◆ **OBJECTIVE**
Extract each line from the entries below that has the string "name" in it.

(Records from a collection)
┌──
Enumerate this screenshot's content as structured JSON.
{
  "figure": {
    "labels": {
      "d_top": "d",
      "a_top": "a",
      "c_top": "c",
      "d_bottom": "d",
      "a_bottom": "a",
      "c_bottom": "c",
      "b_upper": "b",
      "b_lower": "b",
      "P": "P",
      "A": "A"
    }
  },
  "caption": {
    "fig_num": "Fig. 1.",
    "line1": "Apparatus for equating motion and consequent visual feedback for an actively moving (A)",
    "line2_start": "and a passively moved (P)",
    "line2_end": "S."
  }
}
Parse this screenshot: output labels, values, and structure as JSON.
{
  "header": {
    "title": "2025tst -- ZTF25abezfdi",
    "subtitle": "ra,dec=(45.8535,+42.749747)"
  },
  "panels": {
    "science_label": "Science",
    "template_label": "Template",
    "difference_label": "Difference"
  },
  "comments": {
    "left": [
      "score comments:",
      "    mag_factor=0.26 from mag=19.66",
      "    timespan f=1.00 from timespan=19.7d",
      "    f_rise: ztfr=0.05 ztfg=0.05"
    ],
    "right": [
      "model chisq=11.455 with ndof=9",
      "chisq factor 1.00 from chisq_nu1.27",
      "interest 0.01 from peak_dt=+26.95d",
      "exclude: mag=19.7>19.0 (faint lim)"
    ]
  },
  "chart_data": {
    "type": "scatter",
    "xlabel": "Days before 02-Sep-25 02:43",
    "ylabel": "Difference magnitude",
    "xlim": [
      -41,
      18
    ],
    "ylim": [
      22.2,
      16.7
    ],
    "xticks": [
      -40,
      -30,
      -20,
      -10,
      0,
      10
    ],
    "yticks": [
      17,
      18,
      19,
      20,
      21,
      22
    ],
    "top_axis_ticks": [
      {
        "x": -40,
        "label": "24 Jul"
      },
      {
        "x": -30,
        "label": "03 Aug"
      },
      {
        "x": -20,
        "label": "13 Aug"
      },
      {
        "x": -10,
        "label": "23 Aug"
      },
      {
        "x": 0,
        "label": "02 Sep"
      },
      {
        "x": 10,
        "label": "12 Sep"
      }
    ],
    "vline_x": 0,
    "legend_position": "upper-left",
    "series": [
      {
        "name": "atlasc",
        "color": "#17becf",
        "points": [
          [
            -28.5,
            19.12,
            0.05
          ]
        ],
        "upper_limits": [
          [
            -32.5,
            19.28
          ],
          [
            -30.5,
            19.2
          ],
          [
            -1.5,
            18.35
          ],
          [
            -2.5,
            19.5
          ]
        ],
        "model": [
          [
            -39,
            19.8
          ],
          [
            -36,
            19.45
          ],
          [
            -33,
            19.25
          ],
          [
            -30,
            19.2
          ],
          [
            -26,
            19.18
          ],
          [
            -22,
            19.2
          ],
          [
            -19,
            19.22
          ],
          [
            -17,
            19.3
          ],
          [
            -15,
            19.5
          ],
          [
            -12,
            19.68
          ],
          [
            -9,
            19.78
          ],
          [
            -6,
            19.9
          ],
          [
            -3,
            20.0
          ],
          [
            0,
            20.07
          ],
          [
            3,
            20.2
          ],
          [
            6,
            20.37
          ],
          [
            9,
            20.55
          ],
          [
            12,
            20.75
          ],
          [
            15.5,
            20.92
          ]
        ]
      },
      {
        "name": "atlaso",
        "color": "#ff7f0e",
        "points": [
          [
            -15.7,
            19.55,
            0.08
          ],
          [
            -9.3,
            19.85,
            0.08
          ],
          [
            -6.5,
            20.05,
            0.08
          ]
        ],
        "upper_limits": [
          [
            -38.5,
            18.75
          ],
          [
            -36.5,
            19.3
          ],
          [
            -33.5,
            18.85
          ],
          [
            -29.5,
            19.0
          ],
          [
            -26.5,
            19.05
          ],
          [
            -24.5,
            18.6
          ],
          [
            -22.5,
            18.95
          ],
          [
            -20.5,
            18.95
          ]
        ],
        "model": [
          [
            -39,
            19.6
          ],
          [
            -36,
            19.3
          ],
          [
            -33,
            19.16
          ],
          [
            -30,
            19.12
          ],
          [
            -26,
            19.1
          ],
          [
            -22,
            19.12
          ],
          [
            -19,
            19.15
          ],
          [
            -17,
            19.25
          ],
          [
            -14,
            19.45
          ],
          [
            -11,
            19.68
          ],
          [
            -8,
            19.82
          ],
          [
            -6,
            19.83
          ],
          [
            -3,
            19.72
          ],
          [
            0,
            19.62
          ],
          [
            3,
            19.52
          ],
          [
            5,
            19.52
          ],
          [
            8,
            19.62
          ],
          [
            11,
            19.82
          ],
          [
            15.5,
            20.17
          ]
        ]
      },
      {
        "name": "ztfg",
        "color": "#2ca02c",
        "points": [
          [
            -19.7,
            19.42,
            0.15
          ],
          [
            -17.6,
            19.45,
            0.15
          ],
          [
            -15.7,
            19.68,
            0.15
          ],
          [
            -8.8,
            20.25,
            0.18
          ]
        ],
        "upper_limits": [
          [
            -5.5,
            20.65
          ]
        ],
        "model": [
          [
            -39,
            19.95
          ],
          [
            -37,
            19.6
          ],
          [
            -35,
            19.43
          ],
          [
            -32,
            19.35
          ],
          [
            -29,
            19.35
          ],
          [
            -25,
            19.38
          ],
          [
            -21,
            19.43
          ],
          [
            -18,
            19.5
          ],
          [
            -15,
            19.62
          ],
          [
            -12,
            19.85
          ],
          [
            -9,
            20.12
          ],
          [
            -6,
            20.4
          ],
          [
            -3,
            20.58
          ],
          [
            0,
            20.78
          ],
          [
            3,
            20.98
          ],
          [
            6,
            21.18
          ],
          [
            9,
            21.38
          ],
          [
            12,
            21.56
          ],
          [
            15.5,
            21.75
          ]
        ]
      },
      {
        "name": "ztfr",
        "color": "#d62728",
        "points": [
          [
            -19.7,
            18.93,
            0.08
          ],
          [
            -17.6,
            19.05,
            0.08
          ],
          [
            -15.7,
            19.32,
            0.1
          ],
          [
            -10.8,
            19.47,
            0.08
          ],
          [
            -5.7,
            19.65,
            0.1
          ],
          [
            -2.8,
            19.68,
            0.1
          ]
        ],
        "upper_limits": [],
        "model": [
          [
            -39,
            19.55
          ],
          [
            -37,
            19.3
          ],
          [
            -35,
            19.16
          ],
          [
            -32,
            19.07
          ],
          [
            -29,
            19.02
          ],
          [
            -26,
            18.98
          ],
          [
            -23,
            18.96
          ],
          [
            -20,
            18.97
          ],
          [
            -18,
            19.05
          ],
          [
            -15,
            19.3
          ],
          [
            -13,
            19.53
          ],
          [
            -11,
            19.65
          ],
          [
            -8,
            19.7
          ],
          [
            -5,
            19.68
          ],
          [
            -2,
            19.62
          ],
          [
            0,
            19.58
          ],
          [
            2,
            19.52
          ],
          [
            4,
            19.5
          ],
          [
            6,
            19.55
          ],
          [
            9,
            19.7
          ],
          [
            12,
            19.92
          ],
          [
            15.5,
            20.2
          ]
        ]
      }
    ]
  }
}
└──
◆ **TASK SOLUTION**
        "name": "atlasc",
        "name": "atlaso",
        "name": "ztfg",
        "name": "ztfr",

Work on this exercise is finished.